**WORK TO BE COMPLETED:**
Copy out all lines in the data below containing the string "数据来源".
====== DATASET ENTRIES ======
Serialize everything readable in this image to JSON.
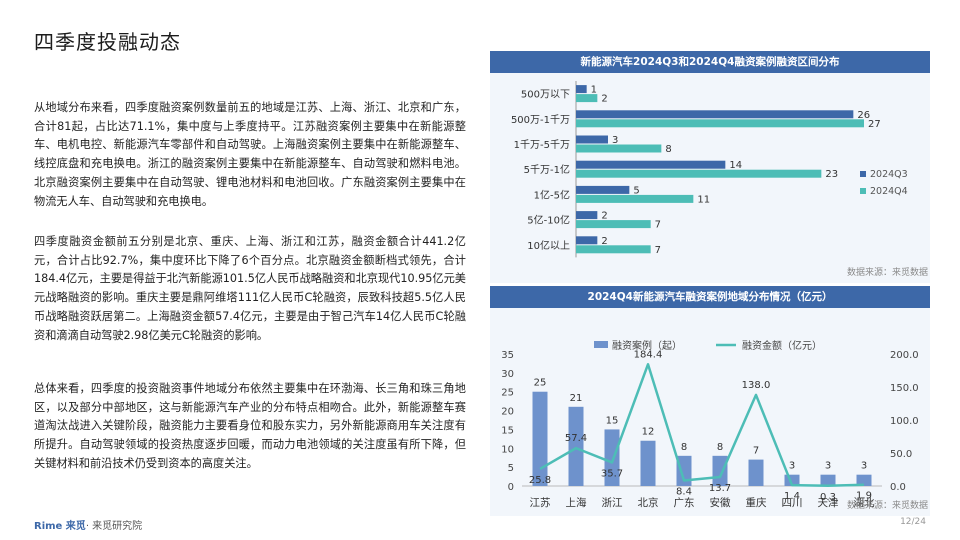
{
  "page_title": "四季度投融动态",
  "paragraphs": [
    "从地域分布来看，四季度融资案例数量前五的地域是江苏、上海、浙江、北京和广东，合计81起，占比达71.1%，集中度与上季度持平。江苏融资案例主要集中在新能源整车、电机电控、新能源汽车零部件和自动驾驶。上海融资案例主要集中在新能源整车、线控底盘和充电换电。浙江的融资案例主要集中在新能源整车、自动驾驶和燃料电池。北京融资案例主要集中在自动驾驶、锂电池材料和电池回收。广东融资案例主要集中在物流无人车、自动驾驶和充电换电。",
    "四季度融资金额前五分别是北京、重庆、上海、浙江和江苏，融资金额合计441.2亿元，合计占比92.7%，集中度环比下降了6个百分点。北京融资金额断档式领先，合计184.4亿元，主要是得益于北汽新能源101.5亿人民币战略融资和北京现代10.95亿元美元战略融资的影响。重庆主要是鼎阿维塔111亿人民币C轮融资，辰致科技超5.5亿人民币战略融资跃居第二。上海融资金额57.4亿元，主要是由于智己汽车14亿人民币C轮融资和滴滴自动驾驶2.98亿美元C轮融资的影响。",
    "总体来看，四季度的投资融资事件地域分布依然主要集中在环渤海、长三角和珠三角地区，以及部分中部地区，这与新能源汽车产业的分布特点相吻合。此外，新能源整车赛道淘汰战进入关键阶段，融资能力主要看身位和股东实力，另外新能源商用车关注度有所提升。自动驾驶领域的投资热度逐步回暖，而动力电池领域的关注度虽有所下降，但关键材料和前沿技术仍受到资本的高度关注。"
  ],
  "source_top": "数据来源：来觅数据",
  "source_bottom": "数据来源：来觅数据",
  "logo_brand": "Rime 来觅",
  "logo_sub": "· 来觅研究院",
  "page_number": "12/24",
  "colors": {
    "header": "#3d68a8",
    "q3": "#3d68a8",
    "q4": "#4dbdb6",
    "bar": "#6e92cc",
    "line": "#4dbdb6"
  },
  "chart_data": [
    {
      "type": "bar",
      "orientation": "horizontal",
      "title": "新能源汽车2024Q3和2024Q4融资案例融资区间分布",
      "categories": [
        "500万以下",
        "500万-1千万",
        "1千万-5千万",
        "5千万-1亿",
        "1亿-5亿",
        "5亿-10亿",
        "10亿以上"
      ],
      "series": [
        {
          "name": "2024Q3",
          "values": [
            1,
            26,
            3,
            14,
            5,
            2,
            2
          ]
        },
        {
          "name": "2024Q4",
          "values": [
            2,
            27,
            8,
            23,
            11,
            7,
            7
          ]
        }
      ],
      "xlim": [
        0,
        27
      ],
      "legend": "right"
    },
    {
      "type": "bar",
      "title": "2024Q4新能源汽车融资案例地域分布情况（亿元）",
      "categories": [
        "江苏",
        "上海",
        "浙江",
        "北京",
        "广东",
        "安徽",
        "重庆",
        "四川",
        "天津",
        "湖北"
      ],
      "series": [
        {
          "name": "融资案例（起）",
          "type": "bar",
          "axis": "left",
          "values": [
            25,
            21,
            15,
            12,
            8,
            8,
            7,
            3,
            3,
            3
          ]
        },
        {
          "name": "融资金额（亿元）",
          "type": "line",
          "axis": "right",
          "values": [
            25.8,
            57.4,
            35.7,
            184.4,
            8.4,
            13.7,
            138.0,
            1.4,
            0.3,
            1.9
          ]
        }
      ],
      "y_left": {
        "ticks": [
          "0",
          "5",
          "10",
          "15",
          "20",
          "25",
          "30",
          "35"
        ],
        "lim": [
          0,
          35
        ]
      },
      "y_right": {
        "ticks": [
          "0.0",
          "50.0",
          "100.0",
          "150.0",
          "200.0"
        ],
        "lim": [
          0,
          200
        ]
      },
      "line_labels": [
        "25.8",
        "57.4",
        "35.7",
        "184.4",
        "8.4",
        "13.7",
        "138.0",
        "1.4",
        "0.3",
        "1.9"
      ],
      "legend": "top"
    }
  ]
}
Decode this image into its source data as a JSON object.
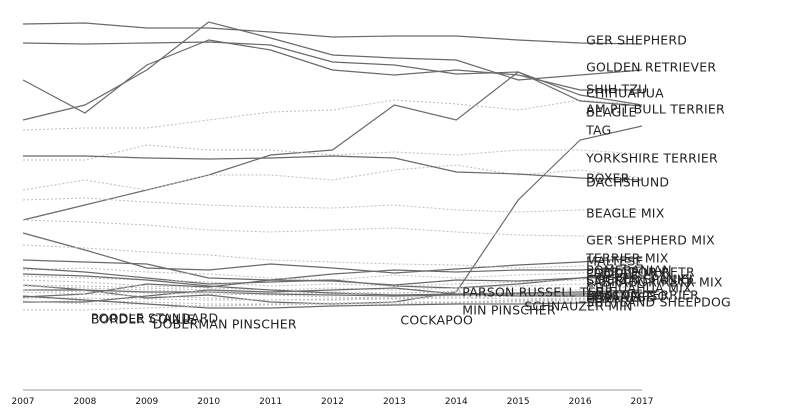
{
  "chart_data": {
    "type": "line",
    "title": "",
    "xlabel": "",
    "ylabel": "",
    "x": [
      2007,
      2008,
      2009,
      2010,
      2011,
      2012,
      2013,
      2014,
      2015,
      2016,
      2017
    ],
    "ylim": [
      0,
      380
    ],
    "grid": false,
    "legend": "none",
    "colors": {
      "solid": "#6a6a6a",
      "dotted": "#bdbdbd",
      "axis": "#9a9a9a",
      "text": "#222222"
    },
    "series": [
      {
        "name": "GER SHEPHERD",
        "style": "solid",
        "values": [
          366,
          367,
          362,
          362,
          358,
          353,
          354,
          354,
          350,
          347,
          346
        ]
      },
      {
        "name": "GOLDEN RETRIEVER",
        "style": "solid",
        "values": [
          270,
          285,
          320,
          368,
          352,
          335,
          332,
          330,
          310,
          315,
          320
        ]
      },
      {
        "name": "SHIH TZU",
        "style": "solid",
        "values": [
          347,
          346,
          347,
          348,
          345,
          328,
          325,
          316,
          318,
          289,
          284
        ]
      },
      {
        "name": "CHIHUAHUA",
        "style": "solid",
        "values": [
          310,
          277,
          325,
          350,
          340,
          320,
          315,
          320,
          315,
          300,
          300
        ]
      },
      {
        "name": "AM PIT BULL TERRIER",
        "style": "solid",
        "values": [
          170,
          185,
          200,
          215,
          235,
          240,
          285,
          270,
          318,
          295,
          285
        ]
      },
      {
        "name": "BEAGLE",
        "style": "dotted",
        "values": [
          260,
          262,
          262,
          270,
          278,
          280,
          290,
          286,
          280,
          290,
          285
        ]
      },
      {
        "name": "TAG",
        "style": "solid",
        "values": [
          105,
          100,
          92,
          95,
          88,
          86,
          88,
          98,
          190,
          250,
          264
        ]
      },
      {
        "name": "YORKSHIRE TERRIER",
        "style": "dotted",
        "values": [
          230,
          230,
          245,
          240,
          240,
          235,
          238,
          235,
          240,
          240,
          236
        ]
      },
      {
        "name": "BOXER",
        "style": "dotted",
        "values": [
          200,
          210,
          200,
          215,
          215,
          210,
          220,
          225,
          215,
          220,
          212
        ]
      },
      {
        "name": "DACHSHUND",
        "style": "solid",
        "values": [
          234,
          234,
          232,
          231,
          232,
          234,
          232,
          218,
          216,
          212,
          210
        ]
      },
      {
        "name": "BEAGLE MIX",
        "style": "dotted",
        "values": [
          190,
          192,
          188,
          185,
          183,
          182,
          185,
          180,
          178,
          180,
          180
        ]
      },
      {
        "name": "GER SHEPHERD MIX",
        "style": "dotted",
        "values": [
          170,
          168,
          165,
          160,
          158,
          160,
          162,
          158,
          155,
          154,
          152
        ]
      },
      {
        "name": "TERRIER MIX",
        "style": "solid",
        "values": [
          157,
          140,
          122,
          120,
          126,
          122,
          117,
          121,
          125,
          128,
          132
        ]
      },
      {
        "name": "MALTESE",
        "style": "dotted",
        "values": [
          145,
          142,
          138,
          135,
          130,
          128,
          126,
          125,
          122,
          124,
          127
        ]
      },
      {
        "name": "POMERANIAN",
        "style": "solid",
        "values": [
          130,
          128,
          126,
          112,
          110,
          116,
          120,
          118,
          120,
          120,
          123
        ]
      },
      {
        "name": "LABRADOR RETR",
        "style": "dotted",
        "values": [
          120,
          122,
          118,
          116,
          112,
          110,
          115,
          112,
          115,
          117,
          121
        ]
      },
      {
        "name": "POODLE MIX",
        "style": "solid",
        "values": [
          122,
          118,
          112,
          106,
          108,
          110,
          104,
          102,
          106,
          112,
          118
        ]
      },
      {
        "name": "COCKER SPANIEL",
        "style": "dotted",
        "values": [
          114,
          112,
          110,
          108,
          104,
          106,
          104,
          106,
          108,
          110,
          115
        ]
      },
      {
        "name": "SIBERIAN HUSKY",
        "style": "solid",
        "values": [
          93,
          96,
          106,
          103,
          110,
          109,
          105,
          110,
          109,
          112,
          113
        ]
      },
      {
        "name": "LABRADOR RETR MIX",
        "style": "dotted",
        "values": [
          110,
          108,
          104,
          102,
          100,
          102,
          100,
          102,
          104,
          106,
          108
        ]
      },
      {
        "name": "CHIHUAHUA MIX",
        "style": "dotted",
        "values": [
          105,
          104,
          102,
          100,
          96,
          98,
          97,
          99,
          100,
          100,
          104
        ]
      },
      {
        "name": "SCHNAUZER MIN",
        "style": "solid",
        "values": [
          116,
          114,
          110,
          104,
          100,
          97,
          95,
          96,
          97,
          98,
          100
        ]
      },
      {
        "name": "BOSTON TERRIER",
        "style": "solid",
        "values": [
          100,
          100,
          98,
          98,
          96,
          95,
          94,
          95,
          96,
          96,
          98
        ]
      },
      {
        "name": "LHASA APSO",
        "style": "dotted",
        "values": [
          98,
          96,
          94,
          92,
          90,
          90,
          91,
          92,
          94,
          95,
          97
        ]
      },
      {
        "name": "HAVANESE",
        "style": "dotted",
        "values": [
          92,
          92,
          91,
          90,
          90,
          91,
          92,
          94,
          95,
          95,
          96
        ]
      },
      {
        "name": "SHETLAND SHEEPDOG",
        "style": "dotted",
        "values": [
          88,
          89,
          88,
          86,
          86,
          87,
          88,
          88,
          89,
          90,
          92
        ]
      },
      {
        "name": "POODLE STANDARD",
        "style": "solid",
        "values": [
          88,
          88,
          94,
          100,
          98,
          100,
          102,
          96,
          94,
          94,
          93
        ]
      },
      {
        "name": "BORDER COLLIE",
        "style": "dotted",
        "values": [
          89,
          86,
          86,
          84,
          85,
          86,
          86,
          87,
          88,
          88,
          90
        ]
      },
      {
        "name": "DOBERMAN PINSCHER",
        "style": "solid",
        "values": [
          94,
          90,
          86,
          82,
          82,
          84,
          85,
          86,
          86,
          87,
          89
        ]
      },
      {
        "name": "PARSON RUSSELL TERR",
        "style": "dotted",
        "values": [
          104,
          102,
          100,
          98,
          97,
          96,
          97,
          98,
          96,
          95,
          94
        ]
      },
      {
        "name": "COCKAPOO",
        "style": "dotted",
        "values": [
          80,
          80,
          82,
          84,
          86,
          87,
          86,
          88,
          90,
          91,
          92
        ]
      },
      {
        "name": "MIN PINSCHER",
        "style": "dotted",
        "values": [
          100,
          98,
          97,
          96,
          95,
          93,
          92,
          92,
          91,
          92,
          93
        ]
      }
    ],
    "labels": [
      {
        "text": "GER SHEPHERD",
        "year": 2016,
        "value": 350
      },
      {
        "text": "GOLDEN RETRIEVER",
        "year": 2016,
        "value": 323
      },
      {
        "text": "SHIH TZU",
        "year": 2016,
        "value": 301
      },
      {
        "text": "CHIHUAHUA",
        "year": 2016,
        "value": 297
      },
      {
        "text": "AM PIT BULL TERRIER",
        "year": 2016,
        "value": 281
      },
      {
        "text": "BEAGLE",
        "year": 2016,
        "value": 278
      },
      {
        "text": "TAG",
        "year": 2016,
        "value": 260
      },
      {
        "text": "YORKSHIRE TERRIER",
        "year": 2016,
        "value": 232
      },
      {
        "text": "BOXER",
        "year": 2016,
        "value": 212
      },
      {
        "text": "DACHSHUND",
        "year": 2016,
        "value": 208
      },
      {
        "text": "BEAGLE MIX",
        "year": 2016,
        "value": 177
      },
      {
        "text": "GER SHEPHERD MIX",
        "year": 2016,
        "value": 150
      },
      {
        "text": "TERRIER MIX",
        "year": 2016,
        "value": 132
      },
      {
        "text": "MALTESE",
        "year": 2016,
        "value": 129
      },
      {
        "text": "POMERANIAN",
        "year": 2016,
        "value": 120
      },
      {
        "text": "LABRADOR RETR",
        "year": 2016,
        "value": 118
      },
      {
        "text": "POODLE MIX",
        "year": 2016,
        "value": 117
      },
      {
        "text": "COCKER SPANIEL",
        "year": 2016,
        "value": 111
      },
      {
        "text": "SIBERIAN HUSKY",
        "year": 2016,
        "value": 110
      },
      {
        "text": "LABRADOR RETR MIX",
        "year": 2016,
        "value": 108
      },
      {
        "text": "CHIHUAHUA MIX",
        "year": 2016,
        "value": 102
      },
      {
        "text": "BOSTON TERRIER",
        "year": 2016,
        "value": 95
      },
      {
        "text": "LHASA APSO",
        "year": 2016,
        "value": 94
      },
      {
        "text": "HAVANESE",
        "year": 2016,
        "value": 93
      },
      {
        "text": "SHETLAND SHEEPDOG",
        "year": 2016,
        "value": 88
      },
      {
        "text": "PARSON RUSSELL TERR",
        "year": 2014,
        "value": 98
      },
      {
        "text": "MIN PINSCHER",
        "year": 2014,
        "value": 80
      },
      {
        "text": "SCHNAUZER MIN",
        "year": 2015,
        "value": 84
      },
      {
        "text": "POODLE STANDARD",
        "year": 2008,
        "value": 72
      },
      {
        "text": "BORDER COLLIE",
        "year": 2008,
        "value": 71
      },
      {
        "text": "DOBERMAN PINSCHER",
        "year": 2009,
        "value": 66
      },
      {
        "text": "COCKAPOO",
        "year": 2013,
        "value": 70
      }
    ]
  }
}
======
**RESULT OF THE TASK:**
  "source_top": "数据来源：来觅数据",
  "source_bottom": "数据来源：来觅数据",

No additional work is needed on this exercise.